— BEGIN —

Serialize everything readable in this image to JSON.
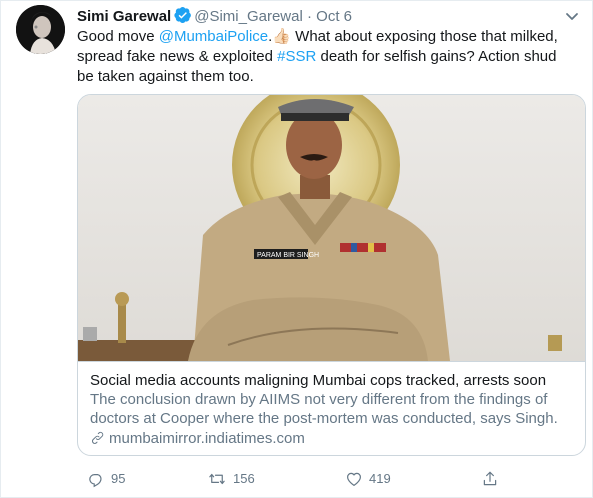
{
  "tweet": {
    "author_name": "Simi Garewal",
    "handle": "@Simi_Garewal",
    "separator": "·",
    "date": "Oct 6",
    "text_start": "Good move ",
    "mention": "@MumbaiPolice",
    "text_mid": ".👍🏻 What about exposing those that milked, spread fake news & exploited ",
    "hashtag": "#SSR",
    "text_end": " death for selfish gains? Action shud be taken against them too."
  },
  "card": {
    "badge_text": "PARAM BIR SINGH",
    "title": "Social media accounts maligning Mumbai cops tracked, arrests soon",
    "description": "The conclusion drawn by AIIMS not very different from the findings of doctors at Cooper where the post-mortem was conducted, says Singh.",
    "domain": "mumbaimirror.indiatimes.com"
  },
  "actions": {
    "replies": "95",
    "retweets": "156",
    "likes": "419"
  },
  "colors": {
    "link": "#1da1f2",
    "secondary_text": "#657786",
    "border": "#ccd6dd"
  }
}
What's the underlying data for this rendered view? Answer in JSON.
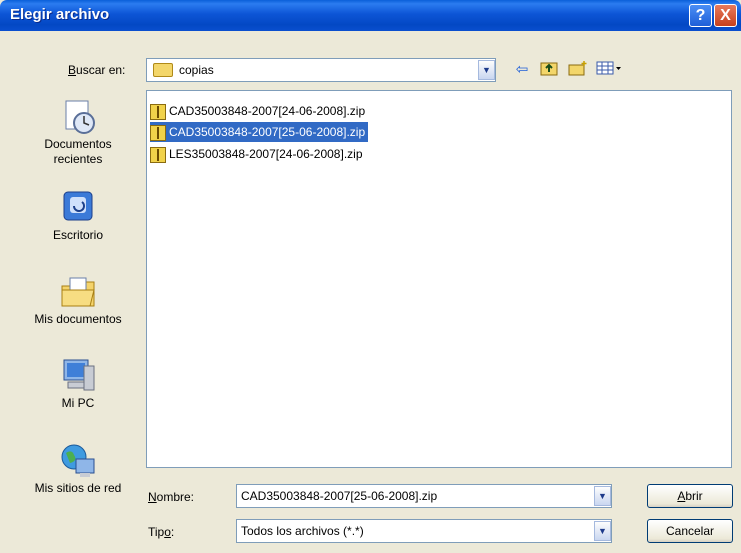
{
  "dialog": {
    "title": "Elegir archivo",
    "help_label": "?",
    "close_label": "X"
  },
  "lookin": {
    "label_access": "B",
    "label_rest": "uscar en:",
    "value": "copias"
  },
  "toolbar": {
    "back_icon": "back-arrow-icon",
    "up_icon": "up-folder-icon",
    "newfolder_icon": "new-folder-icon",
    "views_icon": "views-menu-icon"
  },
  "places": [
    {
      "label": "Documentos recientes",
      "icon": "recent-documents-icon"
    },
    {
      "label": "Escritorio",
      "icon": "desktop-icon"
    },
    {
      "label": "Mis documentos",
      "icon": "my-documents-icon"
    },
    {
      "label": "Mi PC",
      "icon": "my-computer-icon"
    },
    {
      "label": "Mis sitios de red",
      "icon": "network-places-icon"
    }
  ],
  "files": [
    {
      "name": "CAD35003848-2007[24-06-2008].zip",
      "selected": false
    },
    {
      "name": "CAD35003848-2007[25-06-2008].zip",
      "selected": true
    },
    {
      "name": "LES35003848-2007[24-06-2008].zip",
      "selected": false
    }
  ],
  "filename": {
    "label_access": "N",
    "label_rest": "ombre:",
    "value": "CAD35003848-2007[25-06-2008].zip"
  },
  "filetype": {
    "label_pre": "Tip",
    "label_access": "o",
    "label_rest": ":",
    "value": "Todos los archivos (*.*)"
  },
  "buttons": {
    "open_access": "A",
    "open_rest": "brir",
    "cancel": "Cancelar"
  },
  "colors": {
    "titlebar": "#0348c4",
    "selection": "#316ac5",
    "face": "#ece9d8"
  }
}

— END —

• _Exercise details_
Omit every picture while copying the listing above exactly.

• _Right answer_
Serialize everything readable in this image to JSON.
{
  "tweet": {
    "author_name": "Simi Garewal",
    "handle": "@Simi_Garewal",
    "separator": "·",
    "date": "Oct 6",
    "text_start": "Good move ",
    "mention": "@MumbaiPolice",
    "text_mid": ".👍🏻 What about exposing those that milked, spread fake news & exploited ",
    "hashtag": "#SSR",
    "text_end": " death for selfish gains? Action shud be taken against them too."
  },
  "card": {
    "badge_text": "PARAM BIR SINGH",
    "title": "Social media accounts maligning Mumbai cops tracked, arrests soon",
    "description": "The conclusion drawn by AIIMS not very different from the findings of doctors at Cooper where the post-mortem was conducted, says Singh.",
    "domain": "mumbaimirror.indiatimes.com"
  },
  "actions": {
    "replies": "95",
    "retweets": "156",
    "likes": "419"
  },
  "colors": {
    "link": "#1da1f2",
    "secondary_text": "#657786",
    "border": "#ccd6dd"
  }
}
What's the underlying data for this rendered view? Answer in JSON.
{
  "dialog": {
    "title": "Elegir archivo",
    "help_label": "?",
    "close_label": "X"
  },
  "lookin": {
    "label_access": "B",
    "label_rest": "uscar en:",
    "value": "copias"
  },
  "toolbar": {
    "back_icon": "back-arrow-icon",
    "up_icon": "up-folder-icon",
    "newfolder_icon": "new-folder-icon",
    "views_icon": "views-menu-icon"
  },
  "places": [
    {
      "label": "Documentos recientes",
      "icon": "recent-documents-icon"
    },
    {
      "label": "Escritorio",
      "icon": "desktop-icon"
    },
    {
      "label": "Mis documentos",
      "icon": "my-documents-icon"
    },
    {
      "label": "Mi PC",
      "icon": "my-computer-icon"
    },
    {
      "label": "Mis sitios de red",
      "icon": "network-places-icon"
    }
  ],
  "files": [
    {
      "name": "CAD35003848-2007[24-06-2008].zip",
      "selected": false
    },
    {
      "name": "CAD35003848-2007[25-06-2008].zip",
      "selected": true
    },
    {
      "name": "LES35003848-2007[24-06-2008].zip",
      "selected": false
    }
  ],
  "filename": {
    "label_access": "N",
    "label_rest": "ombre:",
    "value": "CAD35003848-2007[25-06-2008].zip"
  },
  "filetype": {
    "label_pre": "Tip",
    "label_access": "o",
    "label_rest": ":",
    "value": "Todos los archivos (*.*)"
  },
  "buttons": {
    "open_access": "A",
    "open_rest": "brir",
    "cancel": "Cancelar"
  },
  "colors": {
    "titlebar": "#0348c4",
    "selection": "#316ac5",
    "face": "#ece9d8"
  }
}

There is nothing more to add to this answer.